● **TEXTE FOURNI**
━━━━━━

Les styles calligraphiques

Présente dès les premiers corans, la dimension ornementale de l’écriture conduit à la définition de six styles calligraphiques canoniques : le naskhî, le muhaqqaq, le thuluth, le riqâ’, le rayhânî et le tawqî’. Brillamment cultivés sous les Abbassides et les Mamelouks, ces styles traditionnels connaissent une impulsion nouvelle avec les Persans et les Ottomans.

La légende attribue au vizir Ibn Muqla (885-886 – 940) la codification d’une écriture parfaitement proportionnée. C'est un système de règles qui repose sur le tracé d’un alif autour duquel on construit un cercle servant d’étalon. Chaque lettre est ensuite élaborée à partir de ce cercle. Ibn Muqla aurait également réduit les écritures cursives, toujours plus nombreuses, à six styles principaux. Ses travaux ont été considérablement enrichis par Ibn al-Bawwâb, mort à Bagdad en 1022. Mais c'est le dernier grand calligraphe de la cour abbasside, Yâqût al-Musta‘simî, mort en 1298, qui apporte l’ultime perfectionnement de cet art et la théorisation finale des "six styles".

━━━━━━

Listes de coordonnées des cadres:

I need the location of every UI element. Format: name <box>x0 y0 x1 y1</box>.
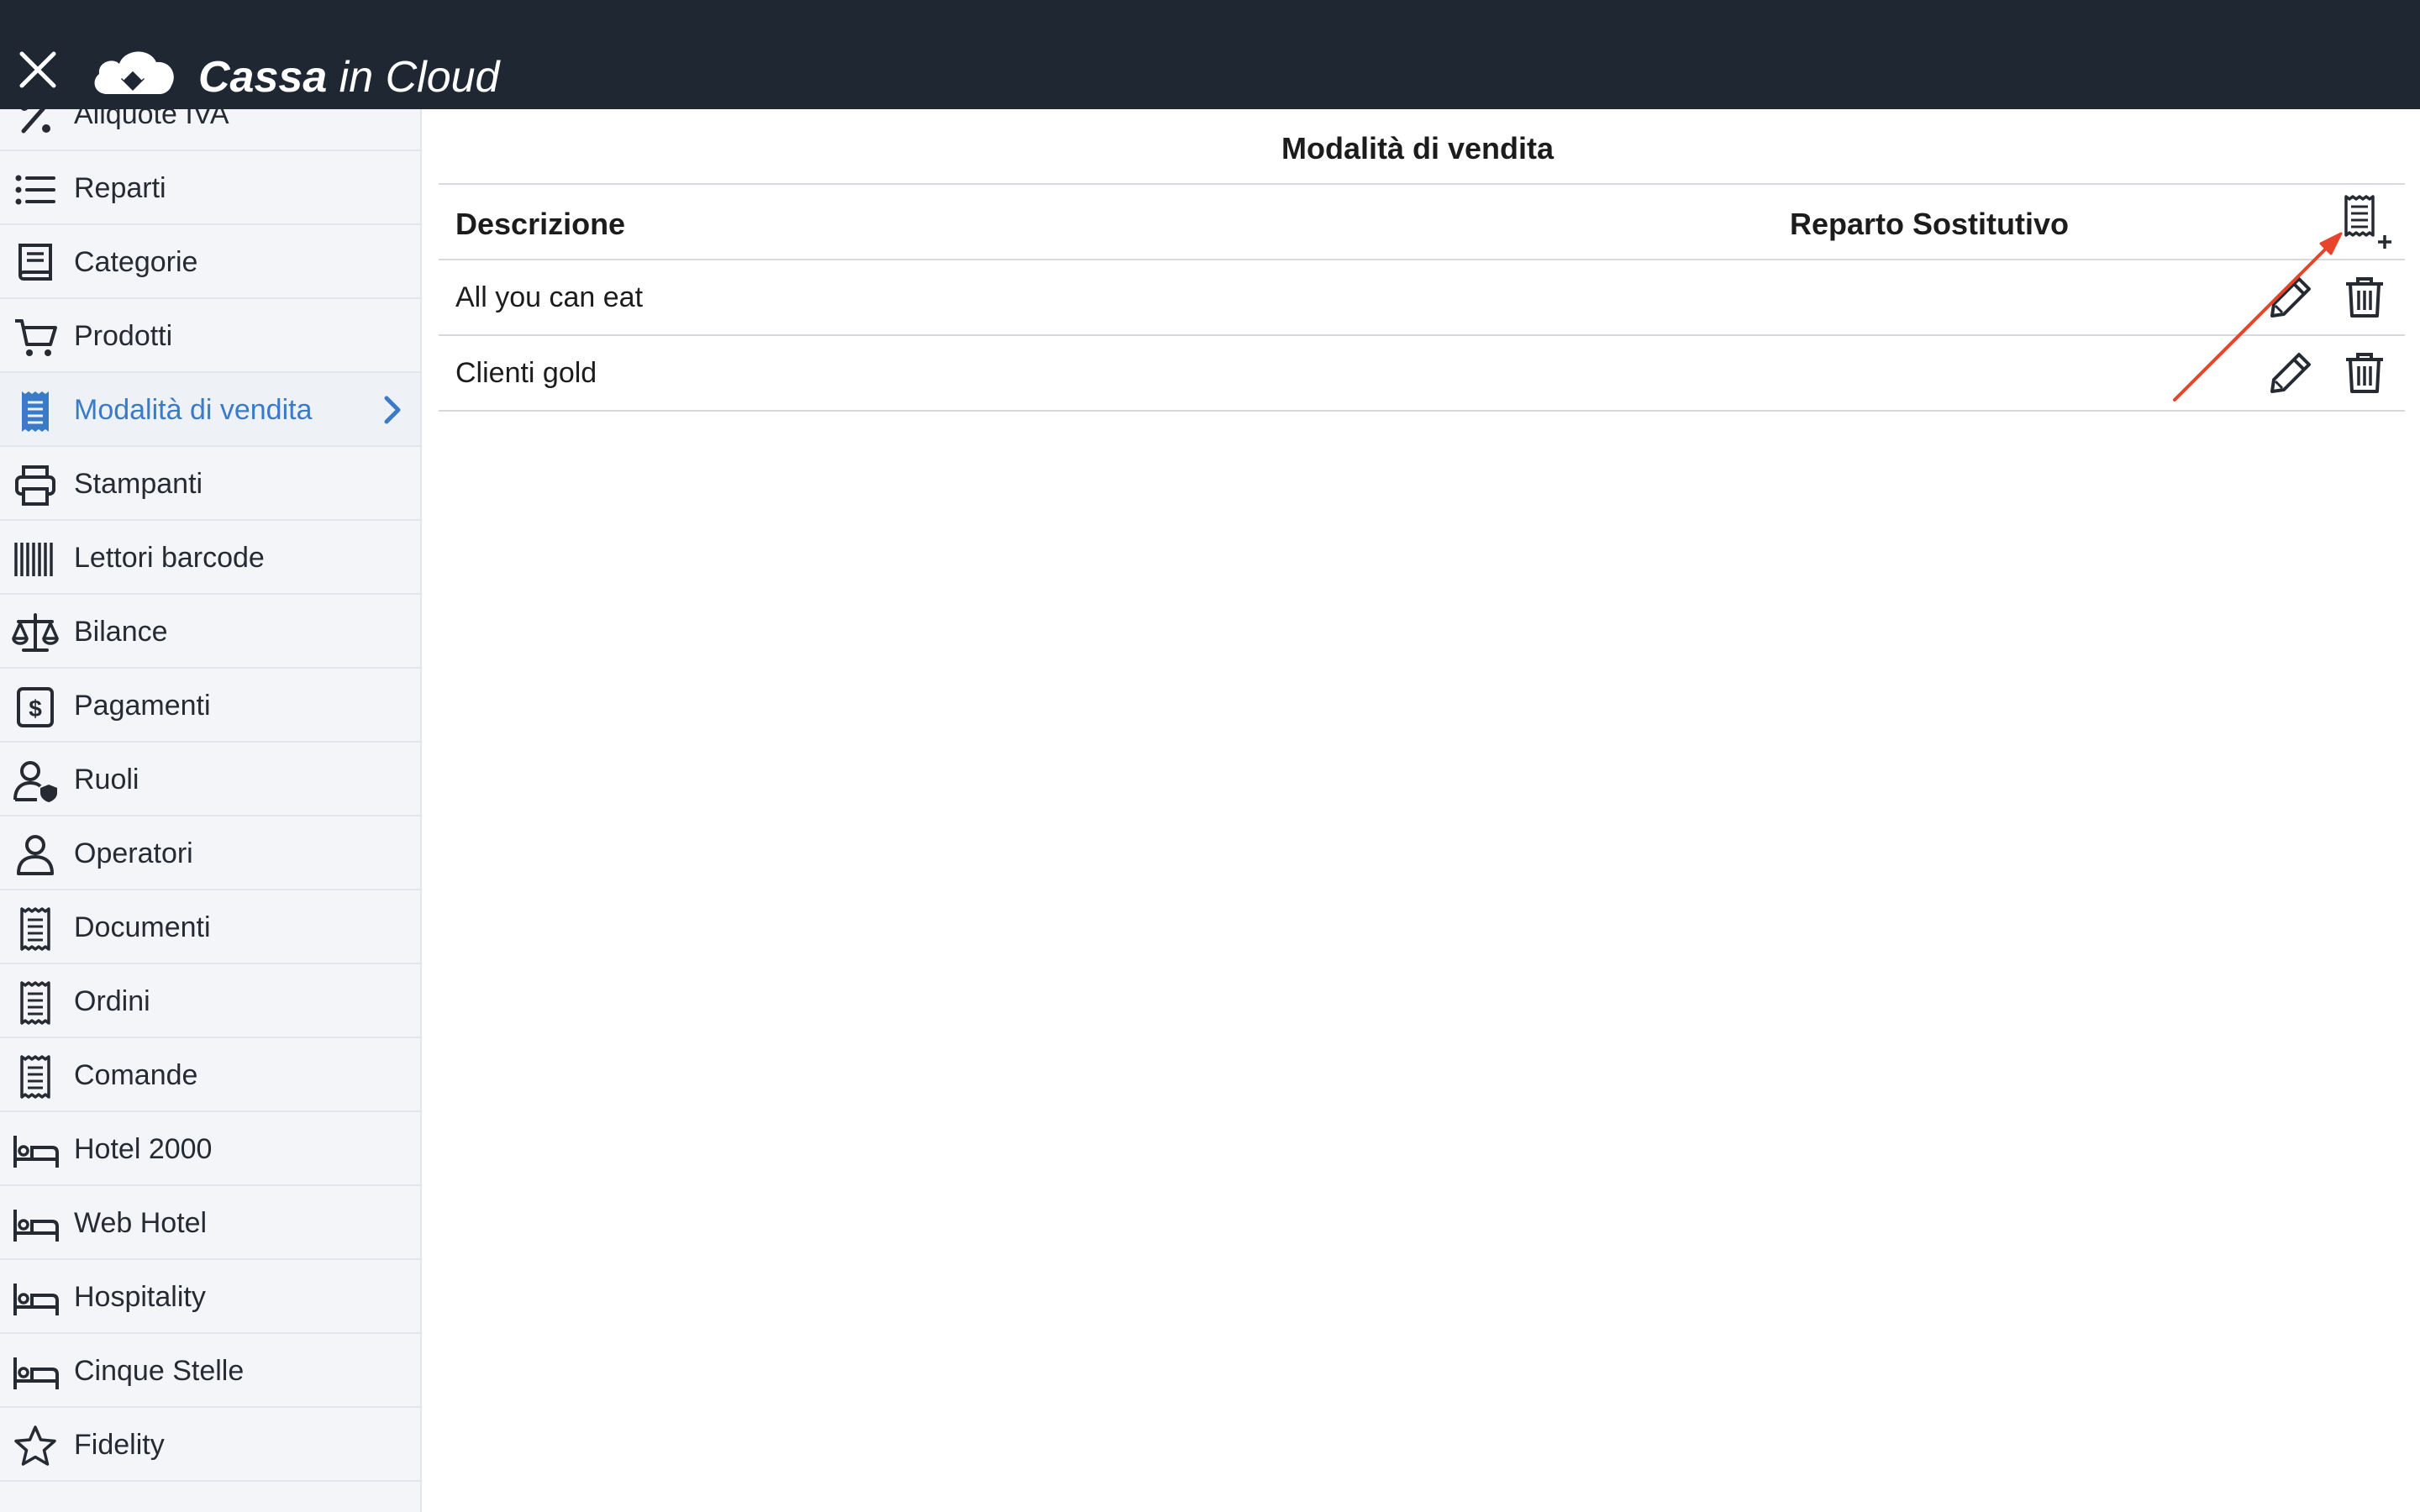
sidebar-item-label: Categorie <box>74 246 198 278</box>
sidebar-item-label: Bilance <box>74 616 168 648</box>
sidebar-item-label: Stampanti <box>74 468 203 500</box>
edit-pencil-icon[interactable] <box>2267 274 2314 321</box>
top-bar: Cassa in Cloud <box>0 0 2420 109</box>
sidebar-item-ruoli[interactable]: Ruoli <box>0 743 420 816</box>
divider <box>439 334 2405 336</box>
sidebar-item-prodotti[interactable]: Prodotti <box>0 299 420 373</box>
sidebar-item-bilance[interactable]: Bilance <box>0 595 420 669</box>
sidebar: Aliquote IVA Reparti Categorie Prodotti … <box>0 109 422 1512</box>
sidebar-item-label: Operatori <box>74 837 193 869</box>
sidebar-item-label: Hotel 2000 <box>74 1133 213 1165</box>
sidebar-item-comande[interactable]: Comande <box>0 1038 420 1112</box>
sidebar-item-label: Reparti <box>74 172 166 204</box>
trash-icon[interactable] <box>2343 349 2386 396</box>
sidebar-item-ordini[interactable]: Ordini <box>0 964 420 1038</box>
main-content: Modalità di vendita Descrizione Reparto … <box>422 109 2420 1512</box>
page-title: Modalità di vendita <box>1281 131 1555 165</box>
dollar-icon: $ <box>17 687 54 727</box>
column-header-descrizione[interactable]: Descrizione <box>455 205 625 244</box>
sidebar-item-documenti[interactable]: Documenti <box>0 890 420 964</box>
sidebar-item-hotel-2000[interactable]: Hotel 2000 <box>0 1112 420 1186</box>
receipt-icon <box>22 391 49 432</box>
sidebar-item-modalita-di-vendita[interactable]: Modalità di vendita <box>0 373 420 447</box>
sidebar-item-label: Aliquote IVA <box>74 109 229 130</box>
sidebar-item-cinque-stelle[interactable]: Cinque Stelle <box>0 1334 420 1408</box>
brand-bold: Cassa <box>198 53 328 102</box>
sidebar-item-label: Lettori barcode <box>74 542 265 574</box>
sidebar-item-label: Fidelity <box>74 1429 165 1461</box>
divider <box>439 183 2405 185</box>
percent-icon <box>21 109 50 134</box>
app-brand: Cassa in Cloud <box>198 50 499 104</box>
cell-descrizione: All you can eat <box>455 281 644 313</box>
cart-icon <box>15 319 57 356</box>
sidebar-item-label: Comande <box>74 1059 198 1091</box>
scale-icon <box>12 613 59 652</box>
bed-icon <box>13 1284 59 1315</box>
bed-icon <box>13 1136 59 1168</box>
divider <box>439 259 2405 260</box>
bed-icon <box>13 1210 59 1242</box>
sidebar-item-operatori[interactable]: Operatori <box>0 816 420 890</box>
user-icon <box>17 835 54 875</box>
sidebar-item-label: Pagamenti <box>74 690 211 722</box>
list-icon <box>15 175 55 205</box>
receipt-icon <box>20 907 50 951</box>
barcode-icon <box>14 543 53 576</box>
edit-pencil-icon[interactable] <box>2267 349 2314 396</box>
user-shield-icon <box>13 761 57 802</box>
column-header-reparto-sostitutivo[interactable]: Reparto Sostitutivo <box>1790 205 2069 244</box>
chevron-right-icon <box>384 396 401 424</box>
sidebar-item-web-hotel[interactable]: Web Hotel <box>0 1186 420 1260</box>
sidebar-item-stampanti[interactable]: Stampanti <box>0 447 420 521</box>
sidebar-item-hospitality[interactable]: Hospitality <box>0 1260 420 1334</box>
sidebar-item-label: Ruoli <box>74 764 139 795</box>
book-icon <box>18 244 52 281</box>
sidebar-item-aliquote-iva[interactable]: Aliquote IVA <box>0 109 420 151</box>
printer-icon <box>15 465 55 506</box>
brand-light: in Cloud <box>327 53 500 102</box>
sidebar-item-categorie[interactable]: Categorie <box>0 225 420 299</box>
sidebar-item-label: Hospitality <box>74 1281 206 1313</box>
sidebar-item-label: Cinque Stelle <box>74 1355 245 1387</box>
cell-descrizione: Clienti gold <box>455 357 597 389</box>
receipt-icon <box>20 1055 50 1099</box>
receipt-icon <box>20 981 50 1025</box>
sidebar-item-reparti[interactable]: Reparti <box>0 151 420 225</box>
trash-icon[interactable] <box>2343 274 2386 321</box>
sidebar-item-label: Ordini <box>74 985 150 1017</box>
star-icon <box>14 1425 56 1466</box>
sidebar-item-label: Prodotti <box>74 320 173 352</box>
bed-icon <box>13 1357 59 1389</box>
sidebar-item-label: Modalità di vendita <box>74 394 313 426</box>
sidebar-item-fidelity[interactable]: Fidelity <box>0 1408 420 1482</box>
close-icon[interactable] <box>17 49 59 91</box>
sidebar-item-label: Documenti <box>74 911 211 943</box>
add-receipt-icon[interactable] <box>2341 193 2395 250</box>
sidebar-item-label: Web Hotel <box>74 1207 208 1239</box>
sidebar-item-lettori-barcode[interactable]: Lettori barcode <box>0 521 420 595</box>
divider <box>439 410 2405 412</box>
cloud-logo-icon <box>94 51 174 94</box>
sidebar-item-pagamenti[interactable]: $ Pagamenti <box>0 669 420 743</box>
svg-text:$: $ <box>29 696 42 722</box>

━━━━━━

● **LA CONSIGNE**
D'après le texte sur les styles calligraphiques, qui apporte la théorisation finale des « six styles » ?

● **LE RÉSULTAT**
Yâqût al-Musta‘simî, le dernier grand calligraphe de la cour abbasside, mort en 1298.